**What the task requires**
Output the full listing word for word.

--------------------------------------------------

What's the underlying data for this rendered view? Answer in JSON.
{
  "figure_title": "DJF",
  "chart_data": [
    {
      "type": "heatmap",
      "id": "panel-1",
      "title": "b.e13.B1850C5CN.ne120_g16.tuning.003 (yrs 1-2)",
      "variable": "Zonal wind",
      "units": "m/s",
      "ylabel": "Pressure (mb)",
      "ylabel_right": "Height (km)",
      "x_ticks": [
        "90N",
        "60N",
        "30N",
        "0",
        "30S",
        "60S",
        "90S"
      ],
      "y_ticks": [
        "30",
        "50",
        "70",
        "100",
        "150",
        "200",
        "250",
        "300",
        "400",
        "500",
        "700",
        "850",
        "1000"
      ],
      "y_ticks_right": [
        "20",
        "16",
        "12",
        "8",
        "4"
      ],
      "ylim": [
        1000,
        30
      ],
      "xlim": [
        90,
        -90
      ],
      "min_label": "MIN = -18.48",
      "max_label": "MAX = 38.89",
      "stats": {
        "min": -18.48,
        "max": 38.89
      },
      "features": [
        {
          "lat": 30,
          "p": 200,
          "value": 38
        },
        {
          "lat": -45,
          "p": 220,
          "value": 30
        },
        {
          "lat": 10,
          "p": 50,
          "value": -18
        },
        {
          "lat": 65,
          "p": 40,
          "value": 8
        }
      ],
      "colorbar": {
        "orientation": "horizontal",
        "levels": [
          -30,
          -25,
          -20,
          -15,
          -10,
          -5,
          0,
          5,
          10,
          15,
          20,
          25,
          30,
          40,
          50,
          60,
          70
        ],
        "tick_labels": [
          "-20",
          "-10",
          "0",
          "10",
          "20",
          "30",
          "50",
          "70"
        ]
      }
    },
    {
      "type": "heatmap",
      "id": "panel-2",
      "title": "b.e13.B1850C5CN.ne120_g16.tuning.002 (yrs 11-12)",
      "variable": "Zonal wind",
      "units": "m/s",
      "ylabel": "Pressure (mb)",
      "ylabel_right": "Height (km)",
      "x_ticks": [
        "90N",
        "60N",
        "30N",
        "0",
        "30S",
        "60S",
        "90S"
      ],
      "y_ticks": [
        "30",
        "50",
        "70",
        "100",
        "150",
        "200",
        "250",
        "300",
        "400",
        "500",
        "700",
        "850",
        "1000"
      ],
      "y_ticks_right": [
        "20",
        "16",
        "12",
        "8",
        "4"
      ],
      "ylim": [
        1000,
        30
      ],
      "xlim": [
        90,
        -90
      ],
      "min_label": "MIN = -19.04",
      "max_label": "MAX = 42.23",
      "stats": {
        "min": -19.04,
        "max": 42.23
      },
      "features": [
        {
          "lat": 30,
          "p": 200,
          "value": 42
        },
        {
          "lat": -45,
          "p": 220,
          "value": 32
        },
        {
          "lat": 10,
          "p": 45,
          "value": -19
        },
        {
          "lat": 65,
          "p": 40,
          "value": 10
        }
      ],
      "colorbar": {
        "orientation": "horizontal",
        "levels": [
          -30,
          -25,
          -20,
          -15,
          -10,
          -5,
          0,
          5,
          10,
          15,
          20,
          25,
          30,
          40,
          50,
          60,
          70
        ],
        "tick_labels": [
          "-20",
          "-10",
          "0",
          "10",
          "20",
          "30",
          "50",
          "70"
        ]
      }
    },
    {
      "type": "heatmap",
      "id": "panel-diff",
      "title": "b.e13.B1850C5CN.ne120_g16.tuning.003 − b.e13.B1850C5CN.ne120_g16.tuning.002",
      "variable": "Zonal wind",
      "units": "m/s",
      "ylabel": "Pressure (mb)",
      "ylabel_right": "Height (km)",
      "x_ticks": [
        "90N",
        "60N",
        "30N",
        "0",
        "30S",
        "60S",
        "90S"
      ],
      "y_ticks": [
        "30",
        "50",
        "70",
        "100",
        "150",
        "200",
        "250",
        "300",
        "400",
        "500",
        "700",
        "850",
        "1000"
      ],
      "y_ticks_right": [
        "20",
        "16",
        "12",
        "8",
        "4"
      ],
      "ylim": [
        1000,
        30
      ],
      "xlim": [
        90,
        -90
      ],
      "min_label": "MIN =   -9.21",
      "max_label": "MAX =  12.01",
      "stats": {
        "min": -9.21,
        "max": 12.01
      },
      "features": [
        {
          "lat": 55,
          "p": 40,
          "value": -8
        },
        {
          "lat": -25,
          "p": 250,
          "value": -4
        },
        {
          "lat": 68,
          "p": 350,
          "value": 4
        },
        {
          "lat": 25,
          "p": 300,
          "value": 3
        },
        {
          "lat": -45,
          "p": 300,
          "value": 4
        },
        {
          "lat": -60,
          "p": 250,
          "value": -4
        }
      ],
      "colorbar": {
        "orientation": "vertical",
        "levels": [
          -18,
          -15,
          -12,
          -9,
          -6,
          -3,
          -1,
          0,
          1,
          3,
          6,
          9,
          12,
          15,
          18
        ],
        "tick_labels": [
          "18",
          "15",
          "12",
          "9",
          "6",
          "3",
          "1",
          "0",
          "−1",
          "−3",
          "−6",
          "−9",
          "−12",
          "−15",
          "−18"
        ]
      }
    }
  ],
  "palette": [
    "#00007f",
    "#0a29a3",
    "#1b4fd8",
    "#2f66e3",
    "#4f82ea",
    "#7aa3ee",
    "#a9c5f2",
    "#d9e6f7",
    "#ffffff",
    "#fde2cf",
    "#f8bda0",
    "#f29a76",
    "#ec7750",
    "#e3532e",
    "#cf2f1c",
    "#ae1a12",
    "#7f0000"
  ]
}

--------------------------------------------------

**Result of this exercise**
What's the underlying data for this rendered view? Answer in JSON.
{
  "figure_title": "DJF",
  "chart_data": [
    {
      "type": "heatmap",
      "id": "panel-1",
      "title": "b.e13.B1850C5CN.ne120_g16.tuning.003 (yrs 1-2)",
      "variable": "Zonal wind",
      "units": "m/s",
      "ylabel": "Pressure (mb)",
      "ylabel_right": "Height (km)",
      "x_ticks": [
        "90N",
        "60N",
        "30N",
        "0",
        "30S",
        "60S",
        "90S"
      ],
      "y_ticks": [
        "30",
        "50",
        "70",
        "100",
        "150",
        "200",
        "250",
        "300",
        "400",
        "500",
        "700",
        "850",
        "1000"
      ],
      "y_ticks_right": [
        "20",
        "16",
        "12",
        "8",
        "4"
      ],
      "ylim": [
        1000,
        30
      ],
      "xlim": [
        90,
        -90
      ],
      "min_label": "MIN = -18.48",
      "max_label": "MAX = 38.89",
      "stats": {
        "min": -18.48,
        "max": 38.89
      },
      "features": [
        {
          "lat": 30,
          "p": 200,
          "value": 38
        },
        {
          "lat": -45,
          "p": 220,
          "value": 30
        },
        {
          "lat": 10,
          "p": 50,
          "value": -18
        },
        {
          "lat": 65,
          "p": 40,
          "value": 8
        }
      ],
      "colorbar": {
        "orientation": "horizontal",
        "levels": [
          -30,
          -25,
          -20,
          -15,
          -10,
          -5,
          0,
          5,
          10,
          15,
          20,
          25,
          30,
          40,
          50,
          60,
          70
        ],
        "tick_labels": [
          "-20",
          "-10",
          "0",
          "10",
          "20",
          "30",
          "50",
          "70"
        ]
      }
    },
    {
      "type": "heatmap",
      "id": "panel-2",
      "title": "b.e13.B1850C5CN.ne120_g16.tuning.002 (yrs 11-12)",
      "variable": "Zonal wind",
      "units": "m/s",
      "ylabel": "Pressure (mb)",
      "ylabel_right": "Height (km)",
      "x_ticks": [
        "90N",
        "60N",
        "30N",
        "0",
        "30S",
        "60S",
        "90S"
      ],
      "y_ticks": [
        "30",
        "50",
        "70",
        "100",
        "150",
        "200",
        "250",
        "300",
        "400",
        "500",
        "700",
        "850",
        "1000"
      ],
      "y_ticks_right": [
        "20",
        "16",
        "12",
        "8",
        "4"
      ],
      "ylim": [
        1000,
        30
      ],
      "xlim": [
        90,
        -90
      ],
      "min_label": "MIN = -19.04",
      "max_label": "MAX = 42.23",
      "stats": {
        "min": -19.04,
        "max": 42.23
      },
      "features": [
        {
          "lat": 30,
          "p": 200,
          "value": 42
        },
        {
          "lat": -45,
          "p": 220,
          "value": 32
        },
        {
          "lat": 10,
          "p": 45,
          "value": -19
        },
        {
          "lat": 65,
          "p": 40,
          "value": 10
        }
      ],
      "colorbar": {
        "orientation": "horizontal",
        "levels": [
          -30,
          -25,
          -20,
          -15,
          -10,
          -5,
          0,
          5,
          10,
          15,
          20,
          25,
          30,
          40,
          50,
          60,
          70
        ],
        "tick_labels": [
          "-20",
          "-10",
          "0",
          "10",
          "20",
          "30",
          "50",
          "70"
        ]
      }
    },
    {
      "type": "heatmap",
      "id": "panel-diff",
      "title": "b.e13.B1850C5CN.ne120_g16.tuning.003 − b.e13.B1850C5CN.ne120_g16.tuning.002",
      "variable": "Zonal wind",
      "units": "m/s",
      "ylabel": "Pressure (mb)",
      "ylabel_right": "Height (km)",
      "x_ticks": [
        "90N",
        "60N",
        "30N",
        "0",
        "30S",
        "60S",
        "90S"
      ],
      "y_ticks": [
        "30",
        "50",
        "70",
        "100",
        "150",
        "200",
        "250",
        "300",
        "400",
        "500",
        "700",
        "850",
        "1000"
      ],
      "y_ticks_right": [
        "20",
        "16",
        "12",
        "8",
        "4"
      ],
      "ylim": [
        1000,
        30
      ],
      "xlim": [
        90,
        -90
      ],
      "min_label": "MIN =   -9.21",
      "max_label": "MAX =  12.01",
      "stats": {
        "min": -9.21,
        "max": 12.01
      },
      "features": [
        {
          "lat": 55,
          "p": 40,
          "value": -8
        },
        {
          "lat": -25,
          "p": 250,
          "value": -4
        },
        {
          "lat": 68,
          "p": 350,
          "value": 4
        },
        {
          "lat": 25,
          "p": 300,
          "value": 3
        },
        {
          "lat": -45,
          "p": 300,
          "value": 4
        },
        {
          "lat": -60,
          "p": 250,
          "value": -4
        }
      ],
      "colorbar": {
        "orientation": "vertical",
        "levels": [
          -18,
          -15,
          -12,
          -9,
          -6,
          -3,
          -1,
          0,
          1,
          3,
          6,
          9,
          12,
          15,
          18
        ],
        "tick_labels": [
          "18",
          "15",
          "12",
          "9",
          "6",
          "3",
          "1",
          "0",
          "−1",
          "−3",
          "−6",
          "−9",
          "−12",
          "−15",
          "−18"
        ]
      }
    }
  ],
  "palette": [
    "#00007f",
    "#0a29a3",
    "#1b4fd8",
    "#2f66e3",
    "#4f82ea",
    "#7aa3ee",
    "#a9c5f2",
    "#d9e6f7",
    "#ffffff",
    "#fde2cf",
    "#f8bda0",
    "#f29a76",
    "#ec7750",
    "#e3532e",
    "#cf2f1c",
    "#ae1a12",
    "#7f0000"
  ]
}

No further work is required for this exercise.